**Short exercise:** For the records that follow, return only the count of lines containing the string "title".

**Collected data entries:**
++++
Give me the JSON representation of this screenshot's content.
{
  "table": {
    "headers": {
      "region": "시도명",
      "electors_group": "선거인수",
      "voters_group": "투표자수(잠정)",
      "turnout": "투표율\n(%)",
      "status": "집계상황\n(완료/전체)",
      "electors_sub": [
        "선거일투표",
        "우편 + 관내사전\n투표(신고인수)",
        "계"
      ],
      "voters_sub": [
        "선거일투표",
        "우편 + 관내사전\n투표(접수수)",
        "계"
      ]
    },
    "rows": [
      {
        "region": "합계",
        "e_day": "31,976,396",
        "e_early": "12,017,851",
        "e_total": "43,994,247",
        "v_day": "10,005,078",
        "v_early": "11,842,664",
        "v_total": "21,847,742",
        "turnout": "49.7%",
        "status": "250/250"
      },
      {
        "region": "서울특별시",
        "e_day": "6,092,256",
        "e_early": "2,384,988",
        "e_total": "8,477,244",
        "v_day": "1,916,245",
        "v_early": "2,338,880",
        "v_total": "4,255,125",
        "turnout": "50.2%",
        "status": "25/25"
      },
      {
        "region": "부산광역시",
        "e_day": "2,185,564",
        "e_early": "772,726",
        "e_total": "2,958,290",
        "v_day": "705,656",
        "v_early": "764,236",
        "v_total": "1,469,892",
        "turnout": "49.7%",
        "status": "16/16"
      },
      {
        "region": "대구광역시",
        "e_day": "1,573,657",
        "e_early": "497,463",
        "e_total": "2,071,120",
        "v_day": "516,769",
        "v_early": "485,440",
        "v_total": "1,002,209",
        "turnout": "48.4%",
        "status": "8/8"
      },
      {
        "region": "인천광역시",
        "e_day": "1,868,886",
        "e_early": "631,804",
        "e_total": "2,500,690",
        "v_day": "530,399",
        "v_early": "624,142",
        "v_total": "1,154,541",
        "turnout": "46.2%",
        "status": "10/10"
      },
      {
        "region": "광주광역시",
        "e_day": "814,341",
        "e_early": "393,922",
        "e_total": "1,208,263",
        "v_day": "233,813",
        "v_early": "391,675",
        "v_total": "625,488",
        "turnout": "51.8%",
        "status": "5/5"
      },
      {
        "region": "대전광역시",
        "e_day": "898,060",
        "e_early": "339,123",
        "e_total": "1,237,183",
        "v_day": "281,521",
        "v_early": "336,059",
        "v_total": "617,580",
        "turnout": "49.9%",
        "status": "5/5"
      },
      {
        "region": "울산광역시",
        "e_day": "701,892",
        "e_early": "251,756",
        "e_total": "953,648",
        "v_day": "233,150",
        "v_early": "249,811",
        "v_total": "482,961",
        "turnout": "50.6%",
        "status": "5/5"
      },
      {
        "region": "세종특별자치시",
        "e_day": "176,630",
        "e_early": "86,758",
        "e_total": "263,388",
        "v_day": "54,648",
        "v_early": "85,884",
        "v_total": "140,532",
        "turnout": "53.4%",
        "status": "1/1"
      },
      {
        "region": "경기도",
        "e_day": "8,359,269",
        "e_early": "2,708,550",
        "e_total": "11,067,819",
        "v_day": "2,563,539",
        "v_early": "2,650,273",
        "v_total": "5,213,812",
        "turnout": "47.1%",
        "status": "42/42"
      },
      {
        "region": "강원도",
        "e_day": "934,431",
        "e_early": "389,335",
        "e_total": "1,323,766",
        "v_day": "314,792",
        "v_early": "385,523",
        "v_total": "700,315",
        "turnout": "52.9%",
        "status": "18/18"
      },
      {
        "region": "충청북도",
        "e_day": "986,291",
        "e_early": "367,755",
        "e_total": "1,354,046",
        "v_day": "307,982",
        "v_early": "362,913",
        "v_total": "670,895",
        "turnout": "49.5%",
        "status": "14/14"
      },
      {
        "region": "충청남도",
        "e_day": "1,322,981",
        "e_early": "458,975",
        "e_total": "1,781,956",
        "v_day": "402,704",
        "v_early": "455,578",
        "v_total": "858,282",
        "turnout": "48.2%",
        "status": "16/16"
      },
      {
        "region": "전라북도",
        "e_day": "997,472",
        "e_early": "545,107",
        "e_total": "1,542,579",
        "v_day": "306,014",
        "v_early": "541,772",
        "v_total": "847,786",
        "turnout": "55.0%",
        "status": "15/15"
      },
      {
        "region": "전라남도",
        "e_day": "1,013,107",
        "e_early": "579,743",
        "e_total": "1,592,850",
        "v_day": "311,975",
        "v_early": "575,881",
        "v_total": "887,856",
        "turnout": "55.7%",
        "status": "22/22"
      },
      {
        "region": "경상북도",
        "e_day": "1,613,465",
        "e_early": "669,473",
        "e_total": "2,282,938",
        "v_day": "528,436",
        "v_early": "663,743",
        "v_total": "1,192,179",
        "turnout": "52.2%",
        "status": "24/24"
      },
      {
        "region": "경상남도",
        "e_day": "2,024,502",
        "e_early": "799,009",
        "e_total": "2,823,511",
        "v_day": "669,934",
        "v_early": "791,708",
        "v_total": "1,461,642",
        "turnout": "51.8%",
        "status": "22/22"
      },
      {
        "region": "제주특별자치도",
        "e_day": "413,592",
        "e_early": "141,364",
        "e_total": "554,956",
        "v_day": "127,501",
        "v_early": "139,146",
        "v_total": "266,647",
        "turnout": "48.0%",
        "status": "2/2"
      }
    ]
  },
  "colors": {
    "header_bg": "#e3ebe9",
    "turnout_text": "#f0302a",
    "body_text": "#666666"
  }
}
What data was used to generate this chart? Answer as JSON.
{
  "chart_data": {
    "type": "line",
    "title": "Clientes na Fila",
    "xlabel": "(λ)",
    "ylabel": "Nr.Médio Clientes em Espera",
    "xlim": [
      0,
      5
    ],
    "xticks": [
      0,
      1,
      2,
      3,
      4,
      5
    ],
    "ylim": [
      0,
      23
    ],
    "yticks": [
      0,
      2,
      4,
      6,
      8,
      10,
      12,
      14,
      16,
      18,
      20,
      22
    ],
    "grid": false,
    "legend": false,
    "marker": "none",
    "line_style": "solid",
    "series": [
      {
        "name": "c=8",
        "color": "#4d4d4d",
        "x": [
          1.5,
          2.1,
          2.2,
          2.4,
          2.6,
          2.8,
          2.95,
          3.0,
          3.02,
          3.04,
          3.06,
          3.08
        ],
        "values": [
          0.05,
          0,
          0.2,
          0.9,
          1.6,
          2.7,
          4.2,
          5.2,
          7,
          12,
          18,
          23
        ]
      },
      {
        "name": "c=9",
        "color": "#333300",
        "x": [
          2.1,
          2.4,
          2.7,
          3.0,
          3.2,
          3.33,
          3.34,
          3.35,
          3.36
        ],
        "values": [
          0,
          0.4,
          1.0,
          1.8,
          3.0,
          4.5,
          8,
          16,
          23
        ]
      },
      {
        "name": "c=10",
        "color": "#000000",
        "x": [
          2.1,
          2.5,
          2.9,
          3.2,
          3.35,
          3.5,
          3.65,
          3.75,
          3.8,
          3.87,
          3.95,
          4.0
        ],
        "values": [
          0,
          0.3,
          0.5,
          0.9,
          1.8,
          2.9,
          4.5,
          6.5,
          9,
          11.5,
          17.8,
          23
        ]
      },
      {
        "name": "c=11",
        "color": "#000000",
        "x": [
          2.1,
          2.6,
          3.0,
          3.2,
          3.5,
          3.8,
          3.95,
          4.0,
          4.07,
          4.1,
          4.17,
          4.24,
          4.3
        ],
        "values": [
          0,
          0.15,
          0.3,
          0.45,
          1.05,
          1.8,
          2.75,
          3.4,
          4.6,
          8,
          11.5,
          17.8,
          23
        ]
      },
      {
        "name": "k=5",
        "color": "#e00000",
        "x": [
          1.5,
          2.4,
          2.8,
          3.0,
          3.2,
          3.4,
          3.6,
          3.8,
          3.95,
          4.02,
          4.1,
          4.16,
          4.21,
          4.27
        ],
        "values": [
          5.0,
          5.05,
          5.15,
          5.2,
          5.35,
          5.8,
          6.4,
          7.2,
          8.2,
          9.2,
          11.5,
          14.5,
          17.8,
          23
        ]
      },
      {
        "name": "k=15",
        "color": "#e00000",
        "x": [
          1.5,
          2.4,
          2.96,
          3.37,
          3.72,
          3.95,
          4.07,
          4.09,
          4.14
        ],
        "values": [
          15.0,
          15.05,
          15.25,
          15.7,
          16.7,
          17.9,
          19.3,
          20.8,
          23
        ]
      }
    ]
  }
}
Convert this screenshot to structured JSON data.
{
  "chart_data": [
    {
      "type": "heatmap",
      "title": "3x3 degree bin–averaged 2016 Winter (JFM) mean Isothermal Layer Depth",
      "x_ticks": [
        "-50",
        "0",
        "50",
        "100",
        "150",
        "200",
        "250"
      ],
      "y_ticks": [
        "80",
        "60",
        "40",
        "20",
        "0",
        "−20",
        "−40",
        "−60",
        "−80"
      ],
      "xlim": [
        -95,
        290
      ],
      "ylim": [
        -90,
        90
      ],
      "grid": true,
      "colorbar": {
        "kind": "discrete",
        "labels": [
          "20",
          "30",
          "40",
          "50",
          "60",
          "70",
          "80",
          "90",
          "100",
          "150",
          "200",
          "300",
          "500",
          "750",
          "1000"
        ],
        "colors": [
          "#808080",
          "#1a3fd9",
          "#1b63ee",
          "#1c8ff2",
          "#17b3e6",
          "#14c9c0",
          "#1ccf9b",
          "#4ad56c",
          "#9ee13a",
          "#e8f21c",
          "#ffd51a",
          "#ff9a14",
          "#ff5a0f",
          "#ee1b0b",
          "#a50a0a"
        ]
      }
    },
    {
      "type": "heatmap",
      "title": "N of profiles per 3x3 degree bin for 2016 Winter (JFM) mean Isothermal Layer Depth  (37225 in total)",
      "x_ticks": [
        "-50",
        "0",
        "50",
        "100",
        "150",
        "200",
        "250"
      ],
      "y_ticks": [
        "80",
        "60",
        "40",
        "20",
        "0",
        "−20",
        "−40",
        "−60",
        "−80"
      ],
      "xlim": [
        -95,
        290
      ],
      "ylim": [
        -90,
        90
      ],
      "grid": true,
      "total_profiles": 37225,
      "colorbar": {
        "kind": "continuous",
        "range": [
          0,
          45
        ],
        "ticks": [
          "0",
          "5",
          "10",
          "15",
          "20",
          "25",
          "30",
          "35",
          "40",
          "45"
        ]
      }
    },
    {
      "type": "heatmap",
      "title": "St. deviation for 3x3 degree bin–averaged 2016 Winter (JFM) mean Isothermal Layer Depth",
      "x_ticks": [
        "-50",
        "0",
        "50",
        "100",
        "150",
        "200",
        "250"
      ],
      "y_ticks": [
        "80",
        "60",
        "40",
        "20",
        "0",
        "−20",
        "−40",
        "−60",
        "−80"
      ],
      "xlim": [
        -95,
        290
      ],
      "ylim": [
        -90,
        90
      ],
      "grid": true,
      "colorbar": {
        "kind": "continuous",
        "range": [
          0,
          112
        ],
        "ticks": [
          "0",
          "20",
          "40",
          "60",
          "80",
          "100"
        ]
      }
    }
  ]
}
++++
**Task output:** 4